*** Extract provided Section Begins ***

Chicago Sanitary and Ship Canal

The Chicago Sanitary and Ship Canal, historically known as the Chicago Drainage Canal, is a 28-mile-long (45 km) canal system that connects the Chicago River to the Des Plaines River. It reverses the direction of the Main Stem and the South Branch of the Chicago River, which now flows out of Lake Michigan rather than into it. The related Calumet-Saganashkee Channel does the same for the Calumet River a short distance to the south, joining the Chicago canal about halfway along its route to the Des Plaines. The two provide the only navigation for ships between the Great Lakes Waterway and the Mississippi River system.

Chicago Sanitary and Ship Canal (at the time named the Chicago Drainage Canal) being built
The flow of water before and after the construction of the Sanitary and Ship Canal. Note that the before image here does not include the layout of the transcontinental divide Illinois and Michigan Canal (built 1848) which existed at the time (1900) but did not generally affect the flow of the waters

The canal was primarily built as a sewage treatment scheme. Prior to its opening in 1900, sewage from the city of Chicago was dumped into the Chicago River and flowed into Lake Michigan. The city's drinking water supply was located offshore, and there were fears that the sewage could reach the intake and cause serious disease outbreaks. Since the sewer systems were already flowing into the river, the decision was made to dam the river and reverse its flow, thereby sending all the sewage inland where it could be treated before emptying it into the Des Plaines.

A secondary goal was to replace the shallow and narrow Illinois and Michigan Canal (I&M), which had originally connected Lake Michigan with the Mississippi starting in 1848. As part of the construction of the new canal, the entire route was built to allow much larger ships to navigate it. It is 202 feet (62 m) wide and 24 feet (7.3 m) deep, over three times the size of the I&M. The I&M became a secondary route with the new canal's opening and was shut down entirely with the creation of the Illinois Waterway network in 1933.

*** Extract provided Section Ends ***
*** Extracted material Section Begins ***

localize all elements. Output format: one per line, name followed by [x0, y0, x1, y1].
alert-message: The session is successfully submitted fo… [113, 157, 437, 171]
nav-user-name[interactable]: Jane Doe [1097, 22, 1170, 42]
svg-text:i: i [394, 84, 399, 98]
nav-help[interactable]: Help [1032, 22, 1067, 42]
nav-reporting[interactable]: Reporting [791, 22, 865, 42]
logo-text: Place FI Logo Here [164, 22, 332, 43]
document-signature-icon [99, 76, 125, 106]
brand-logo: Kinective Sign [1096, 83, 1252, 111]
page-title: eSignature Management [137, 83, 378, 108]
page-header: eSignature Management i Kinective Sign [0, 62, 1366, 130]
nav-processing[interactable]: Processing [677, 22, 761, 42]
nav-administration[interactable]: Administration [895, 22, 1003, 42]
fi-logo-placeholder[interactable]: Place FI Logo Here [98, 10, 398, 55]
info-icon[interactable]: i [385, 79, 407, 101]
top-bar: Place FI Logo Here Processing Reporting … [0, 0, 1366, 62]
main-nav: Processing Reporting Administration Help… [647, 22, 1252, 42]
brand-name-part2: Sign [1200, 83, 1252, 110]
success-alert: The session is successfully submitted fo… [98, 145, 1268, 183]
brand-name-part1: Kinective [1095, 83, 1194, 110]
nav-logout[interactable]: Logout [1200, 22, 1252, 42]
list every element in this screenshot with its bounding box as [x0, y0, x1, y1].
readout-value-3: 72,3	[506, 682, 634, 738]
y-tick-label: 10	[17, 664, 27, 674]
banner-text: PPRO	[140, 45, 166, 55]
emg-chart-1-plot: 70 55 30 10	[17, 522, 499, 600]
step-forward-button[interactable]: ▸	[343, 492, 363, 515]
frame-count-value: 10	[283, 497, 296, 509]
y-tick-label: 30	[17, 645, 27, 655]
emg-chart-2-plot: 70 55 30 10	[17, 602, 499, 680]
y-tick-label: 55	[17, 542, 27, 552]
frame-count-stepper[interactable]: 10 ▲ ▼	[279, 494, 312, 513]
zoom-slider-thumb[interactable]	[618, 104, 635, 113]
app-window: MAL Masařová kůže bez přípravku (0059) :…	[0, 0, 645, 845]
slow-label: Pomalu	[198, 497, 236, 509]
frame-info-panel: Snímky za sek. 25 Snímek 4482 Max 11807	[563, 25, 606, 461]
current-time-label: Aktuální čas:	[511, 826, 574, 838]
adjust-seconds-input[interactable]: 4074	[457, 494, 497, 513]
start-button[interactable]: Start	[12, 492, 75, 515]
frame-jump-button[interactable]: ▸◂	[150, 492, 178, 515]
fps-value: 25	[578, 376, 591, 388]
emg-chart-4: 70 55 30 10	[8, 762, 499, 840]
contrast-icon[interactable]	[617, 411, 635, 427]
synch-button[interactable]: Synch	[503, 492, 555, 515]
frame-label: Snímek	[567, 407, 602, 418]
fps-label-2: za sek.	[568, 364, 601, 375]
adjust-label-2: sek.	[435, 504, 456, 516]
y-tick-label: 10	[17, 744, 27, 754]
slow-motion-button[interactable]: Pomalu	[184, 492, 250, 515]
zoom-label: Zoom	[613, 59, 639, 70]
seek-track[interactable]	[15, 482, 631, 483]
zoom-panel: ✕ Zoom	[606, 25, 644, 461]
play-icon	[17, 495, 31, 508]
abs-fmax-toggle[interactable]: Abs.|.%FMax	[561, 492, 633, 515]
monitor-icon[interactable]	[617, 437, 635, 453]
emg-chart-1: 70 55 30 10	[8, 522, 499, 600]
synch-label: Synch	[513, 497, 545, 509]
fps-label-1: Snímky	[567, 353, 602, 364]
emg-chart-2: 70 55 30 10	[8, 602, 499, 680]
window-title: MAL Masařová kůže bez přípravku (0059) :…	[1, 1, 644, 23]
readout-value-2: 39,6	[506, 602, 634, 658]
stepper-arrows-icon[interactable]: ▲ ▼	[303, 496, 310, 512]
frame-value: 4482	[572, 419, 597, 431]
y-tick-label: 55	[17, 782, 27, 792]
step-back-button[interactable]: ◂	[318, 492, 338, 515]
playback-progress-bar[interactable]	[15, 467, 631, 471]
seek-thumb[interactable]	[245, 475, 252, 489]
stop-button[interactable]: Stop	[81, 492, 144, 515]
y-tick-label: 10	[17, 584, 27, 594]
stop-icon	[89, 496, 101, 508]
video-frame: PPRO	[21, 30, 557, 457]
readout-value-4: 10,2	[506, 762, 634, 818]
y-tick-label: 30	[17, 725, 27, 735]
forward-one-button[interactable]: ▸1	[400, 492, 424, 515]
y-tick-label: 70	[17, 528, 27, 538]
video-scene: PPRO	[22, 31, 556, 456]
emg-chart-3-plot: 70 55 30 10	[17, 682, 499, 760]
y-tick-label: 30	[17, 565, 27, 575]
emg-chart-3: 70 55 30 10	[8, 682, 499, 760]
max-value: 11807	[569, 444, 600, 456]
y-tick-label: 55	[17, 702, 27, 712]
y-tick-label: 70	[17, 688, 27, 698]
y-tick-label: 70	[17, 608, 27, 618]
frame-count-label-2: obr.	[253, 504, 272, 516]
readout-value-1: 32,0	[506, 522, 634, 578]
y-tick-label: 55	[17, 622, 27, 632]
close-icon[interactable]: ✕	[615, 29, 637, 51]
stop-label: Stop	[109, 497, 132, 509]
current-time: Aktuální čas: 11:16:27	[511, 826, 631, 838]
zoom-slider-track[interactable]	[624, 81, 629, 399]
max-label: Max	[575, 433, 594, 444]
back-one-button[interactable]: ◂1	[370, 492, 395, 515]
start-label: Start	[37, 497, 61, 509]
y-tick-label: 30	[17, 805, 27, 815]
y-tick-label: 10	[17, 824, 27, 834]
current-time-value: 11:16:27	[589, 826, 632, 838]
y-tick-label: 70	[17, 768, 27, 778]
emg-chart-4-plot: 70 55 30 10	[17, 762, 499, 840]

*** Extracted material Section Ends ***

_Work instructions_
A) In the canal text, rewrite the passage starting at "A secondary goal" and ending at "network in 1933.", changing "secondary route" to "backup route".
B) According to the canal text, what was the main reason the canal was built?

_Your responses_
A)
A secondary goal was to replace the shallow and narrow Illinois and Michigan Canal (I&M), which had originally connected Lake Michigan with the Mississippi starting in 1848. As part of the construction of the new canal, the entire route was built to allow much larger ships to navigate it. It is 202 feet (62 m) wide and 24 feet (7.3 m) deep, over three times the size of the I&M. The I&M became a backup route with the new canal's opening and was shut down entirely with the creation of the Illinois Waterway network in 1933.

B) It was built mainly as a sewage treatment scheme.